• [TEKS KUTIPAN]
Gambar 5 Proses monomer impregnation sebelum dan sesudah di pres

LFT PROCESSING

Pada LFT processing, serabut kelapa yang belum diolah menjadi lembaran, dicampur dengan polypropylene fiber untuk kemudian dimasukkan kedalam chamber. Di chamber ini, kedua bahan tersebut kemudian dipress dalam temperatur tinggi untuk menghasilkan bentuk cetak yang diinginkan. LFT processing semacam ini banyak digunakan untuk membuat benda dengan bentuk seperti kerucut/cone. Kelemahan dari LFT processing ini adalah kurang kuatnya ikatan antara serabut kelapa dengan polypropylene fibre.

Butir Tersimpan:

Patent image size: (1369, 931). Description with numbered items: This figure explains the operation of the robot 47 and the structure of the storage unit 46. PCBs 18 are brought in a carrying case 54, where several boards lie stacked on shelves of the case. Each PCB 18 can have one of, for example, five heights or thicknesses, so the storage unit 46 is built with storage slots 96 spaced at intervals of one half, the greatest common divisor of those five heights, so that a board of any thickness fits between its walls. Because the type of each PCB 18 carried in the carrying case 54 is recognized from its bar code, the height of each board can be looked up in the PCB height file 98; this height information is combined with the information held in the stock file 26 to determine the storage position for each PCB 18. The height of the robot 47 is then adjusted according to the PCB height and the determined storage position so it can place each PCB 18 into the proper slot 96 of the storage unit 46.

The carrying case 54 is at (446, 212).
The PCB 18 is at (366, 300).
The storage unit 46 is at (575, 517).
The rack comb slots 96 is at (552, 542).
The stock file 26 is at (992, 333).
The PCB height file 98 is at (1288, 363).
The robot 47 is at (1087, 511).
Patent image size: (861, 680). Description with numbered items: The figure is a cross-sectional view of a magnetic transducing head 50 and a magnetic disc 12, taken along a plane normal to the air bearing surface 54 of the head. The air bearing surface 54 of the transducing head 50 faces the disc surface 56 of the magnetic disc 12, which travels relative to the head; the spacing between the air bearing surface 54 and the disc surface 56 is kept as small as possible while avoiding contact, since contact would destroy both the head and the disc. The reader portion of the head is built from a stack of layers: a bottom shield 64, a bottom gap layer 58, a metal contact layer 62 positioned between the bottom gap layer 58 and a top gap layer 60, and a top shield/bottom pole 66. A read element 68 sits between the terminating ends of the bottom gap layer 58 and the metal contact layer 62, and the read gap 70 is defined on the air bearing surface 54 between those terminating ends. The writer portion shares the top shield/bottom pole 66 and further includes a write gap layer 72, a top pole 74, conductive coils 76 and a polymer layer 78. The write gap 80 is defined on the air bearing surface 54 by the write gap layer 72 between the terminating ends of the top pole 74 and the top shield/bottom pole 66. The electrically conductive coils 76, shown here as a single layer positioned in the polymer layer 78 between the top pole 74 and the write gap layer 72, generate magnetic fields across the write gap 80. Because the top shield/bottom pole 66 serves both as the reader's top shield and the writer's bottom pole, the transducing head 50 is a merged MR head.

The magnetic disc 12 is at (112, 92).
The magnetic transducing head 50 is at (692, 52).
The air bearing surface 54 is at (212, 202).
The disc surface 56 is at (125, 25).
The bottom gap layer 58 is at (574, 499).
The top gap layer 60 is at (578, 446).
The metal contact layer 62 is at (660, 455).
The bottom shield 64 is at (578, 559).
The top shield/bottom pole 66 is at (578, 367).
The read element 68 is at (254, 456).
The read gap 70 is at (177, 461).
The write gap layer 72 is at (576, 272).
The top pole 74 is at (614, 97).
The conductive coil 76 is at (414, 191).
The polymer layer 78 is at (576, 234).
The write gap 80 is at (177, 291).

• [CARA MENGERJAKAN]
Salin tanpa perubahan bagian teks tentang LFT processing yang diawali "Gambar 5 Proses" dan diakhiri "dengan polypropylene fibre.".

• [HASIL LATIHAN]
Gambar 5 Proses monomer impregnation sebelum dan sesudah di pres

LFT PROCESSING

Pada LFT processing, serabut kelapa yang belum diolah menjadi lembaran, dicampur dengan polypropylene fiber untuk kemudian dimasukkan kedalam chamber. Di chamber ini, kedua bahan tersebut kemudian dipress dalam temperatur tinggi untuk menghasilkan bentuk cetak yang diinginkan. LFT processing semacam ini banyak digunakan untuk membuat benda dengan bentuk seperti kerucut/cone. Kelemahan dari LFT processing ini adalah kurang kuatnya ikatan antara serabut kelapa dengan polypropylene fibre.